* begin LISTED RECORDS *

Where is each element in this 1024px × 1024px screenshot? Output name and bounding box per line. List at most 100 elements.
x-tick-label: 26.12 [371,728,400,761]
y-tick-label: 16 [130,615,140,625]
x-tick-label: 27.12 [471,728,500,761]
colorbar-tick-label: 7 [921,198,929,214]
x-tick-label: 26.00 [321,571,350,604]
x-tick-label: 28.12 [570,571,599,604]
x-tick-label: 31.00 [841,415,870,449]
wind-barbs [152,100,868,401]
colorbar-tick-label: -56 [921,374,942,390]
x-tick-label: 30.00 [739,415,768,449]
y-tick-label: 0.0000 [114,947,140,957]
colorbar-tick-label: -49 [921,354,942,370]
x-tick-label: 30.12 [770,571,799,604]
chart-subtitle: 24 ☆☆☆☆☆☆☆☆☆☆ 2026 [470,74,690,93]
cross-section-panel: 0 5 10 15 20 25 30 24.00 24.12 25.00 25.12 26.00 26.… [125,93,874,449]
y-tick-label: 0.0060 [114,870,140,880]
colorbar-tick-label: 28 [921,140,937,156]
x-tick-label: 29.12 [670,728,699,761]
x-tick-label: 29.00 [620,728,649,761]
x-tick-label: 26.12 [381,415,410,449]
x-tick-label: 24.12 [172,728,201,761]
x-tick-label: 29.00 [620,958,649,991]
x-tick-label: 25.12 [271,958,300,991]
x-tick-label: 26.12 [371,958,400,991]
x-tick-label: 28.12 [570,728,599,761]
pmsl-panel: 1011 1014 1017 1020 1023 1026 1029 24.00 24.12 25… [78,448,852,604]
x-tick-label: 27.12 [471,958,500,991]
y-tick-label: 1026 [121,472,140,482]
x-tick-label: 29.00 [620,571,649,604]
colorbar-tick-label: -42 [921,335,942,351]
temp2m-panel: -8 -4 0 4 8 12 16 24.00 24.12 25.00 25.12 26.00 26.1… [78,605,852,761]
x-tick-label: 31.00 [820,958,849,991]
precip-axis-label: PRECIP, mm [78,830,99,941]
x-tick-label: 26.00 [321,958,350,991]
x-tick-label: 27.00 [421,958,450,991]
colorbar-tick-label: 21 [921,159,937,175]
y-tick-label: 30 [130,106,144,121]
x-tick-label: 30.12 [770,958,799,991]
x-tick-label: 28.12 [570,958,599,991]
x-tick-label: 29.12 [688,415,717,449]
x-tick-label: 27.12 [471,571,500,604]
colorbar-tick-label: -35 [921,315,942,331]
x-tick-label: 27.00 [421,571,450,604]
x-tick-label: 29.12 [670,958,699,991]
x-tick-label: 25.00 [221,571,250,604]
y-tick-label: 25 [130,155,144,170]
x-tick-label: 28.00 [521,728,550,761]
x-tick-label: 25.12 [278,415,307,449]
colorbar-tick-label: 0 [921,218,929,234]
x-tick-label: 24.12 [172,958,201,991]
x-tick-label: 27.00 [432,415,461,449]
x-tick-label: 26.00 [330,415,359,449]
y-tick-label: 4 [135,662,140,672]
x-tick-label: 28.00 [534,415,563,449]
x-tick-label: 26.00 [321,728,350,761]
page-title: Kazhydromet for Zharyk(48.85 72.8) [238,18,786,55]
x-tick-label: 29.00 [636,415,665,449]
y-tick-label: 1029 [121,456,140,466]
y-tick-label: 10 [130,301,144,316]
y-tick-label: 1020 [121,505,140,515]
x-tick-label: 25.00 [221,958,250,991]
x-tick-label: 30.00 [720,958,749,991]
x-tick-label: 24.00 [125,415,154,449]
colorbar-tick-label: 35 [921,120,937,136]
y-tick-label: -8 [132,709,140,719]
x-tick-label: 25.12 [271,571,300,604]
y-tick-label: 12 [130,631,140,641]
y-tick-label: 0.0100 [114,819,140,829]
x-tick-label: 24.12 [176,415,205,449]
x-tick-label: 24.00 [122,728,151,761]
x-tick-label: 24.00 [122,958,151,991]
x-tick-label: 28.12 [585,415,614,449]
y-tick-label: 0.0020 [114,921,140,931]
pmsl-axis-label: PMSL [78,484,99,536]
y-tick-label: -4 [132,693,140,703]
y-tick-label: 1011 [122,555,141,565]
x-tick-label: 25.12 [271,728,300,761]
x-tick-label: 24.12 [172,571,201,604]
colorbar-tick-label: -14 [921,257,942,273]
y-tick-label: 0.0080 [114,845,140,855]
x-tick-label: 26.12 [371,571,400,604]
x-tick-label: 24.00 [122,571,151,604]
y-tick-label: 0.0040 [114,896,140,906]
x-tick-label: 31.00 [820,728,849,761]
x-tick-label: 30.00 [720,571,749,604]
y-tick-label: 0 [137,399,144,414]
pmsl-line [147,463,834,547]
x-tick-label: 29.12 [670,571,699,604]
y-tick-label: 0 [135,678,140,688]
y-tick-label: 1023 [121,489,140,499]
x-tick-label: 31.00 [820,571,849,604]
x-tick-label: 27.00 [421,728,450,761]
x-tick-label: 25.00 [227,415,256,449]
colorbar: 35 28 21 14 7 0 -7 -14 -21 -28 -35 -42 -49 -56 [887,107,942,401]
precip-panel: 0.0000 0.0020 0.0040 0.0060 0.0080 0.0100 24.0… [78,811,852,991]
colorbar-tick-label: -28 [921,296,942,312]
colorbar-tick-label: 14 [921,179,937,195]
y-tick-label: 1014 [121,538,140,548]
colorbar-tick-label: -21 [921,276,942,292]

* end LISTED RECORDS *

## PROBLEM
Convert the items, starting at their first line and ending at the line that contains "precip-axis-label: PRECIP, mm [78,830,99,941]", into a Markdown table with the columns No and Line. Number each row and leave out any blank lines.

## SOLUTION FOR THIS TASK
| No | Line |
|---|---|
| 1 | Where is each element in this 1024px × 1024px screenshot? Output name and bounding box per line. List at most 100 elements. |
| 2 | x-tick-label: 26.12 [371,728,400,761] |
| 3 | y-tick-label: 16 [130,615,140,625] |
| 4 | x-tick-label: 27.12 [471,728,500,761] |
| 5 | colorbar-tick-label: 7 [921,198,929,214] |
| 6 | x-tick-label: 26.00 [321,571,350,604] |
| 7 | x-tick-label: 28.12 [570,571,599,604] |
| 8 | x-tick-label: 31.00 [841,415,870,449] |
| 9 | wind-barbs [152,100,868,401] |
| 10 | colorbar-tick-label: -56 [921,374,942,390] |
| 11 | x-tick-label: 30.00 [739,415,768,449] |
| 12 | y-tick-label: 0.0000 [114,947,140,957] |
| 13 | colorbar-tick-label: -49 [921,354,942,370] |
| 14 | x-tick-label: 30.12 [770,571,799,604] |
| 15 | chart-subtitle: 24 ☆☆☆☆☆☆☆☆☆☆ 2026 [470,74,690,93] |
| 16 | cross-section-panel: 0 5 10 15 20 25 30 24.00 24.12 25.00 25.12 26.00 26.… [125,93,874,449] |
| 17 | y-tick-label: 0.0060 [114,870,140,880] |
| 18 | colorbar-tick-label: 28 [921,140,937,156] |
| 19 | x-tick-label: 29.12 [670,728,699,761] |
| 20 | x-tick-label: 29.00 [620,728,649,761] |
| 21 | x-tick-label: 26.12 [381,415,410,449] |
| 22 | x-tick-label: 24.12 [172,728,201,761] |
| 23 | x-tick-label: 29.00 [620,958,649,991] |
| 24 | x-tick-label: 25.12 [271,958,300,991] |
| 25 | x-tick-label: 26.12 [371,958,400,991] |
| 26 | x-tick-label: 28.12 [570,728,599,761] |
| 27 | pmsl-panel: 1011 1014 1017 1020 1023 1026 1029 24.00 24.12 25… [78,448,852,604] |
| 28 | x-tick-label: 27.12 [471,958,500,991] |
| 29 | y-tick-label: 1026 [121,472,140,482] |
| 30 | x-tick-label: 29.00 [620,571,649,604] |
| 31 | colorbar-tick-label: -42 [921,335,942,351] |
| 32 | temp2m-panel: -8 -4 0 4 8 12 16 24.00 24.12 25.00 25.12 26.00 26.1… [78,605,852,761] |
| 33 | x-tick-label: 31.00 [820,958,849,991] |
| 34 | precip-axis-label: PRECIP, mm [78,830,99,941] |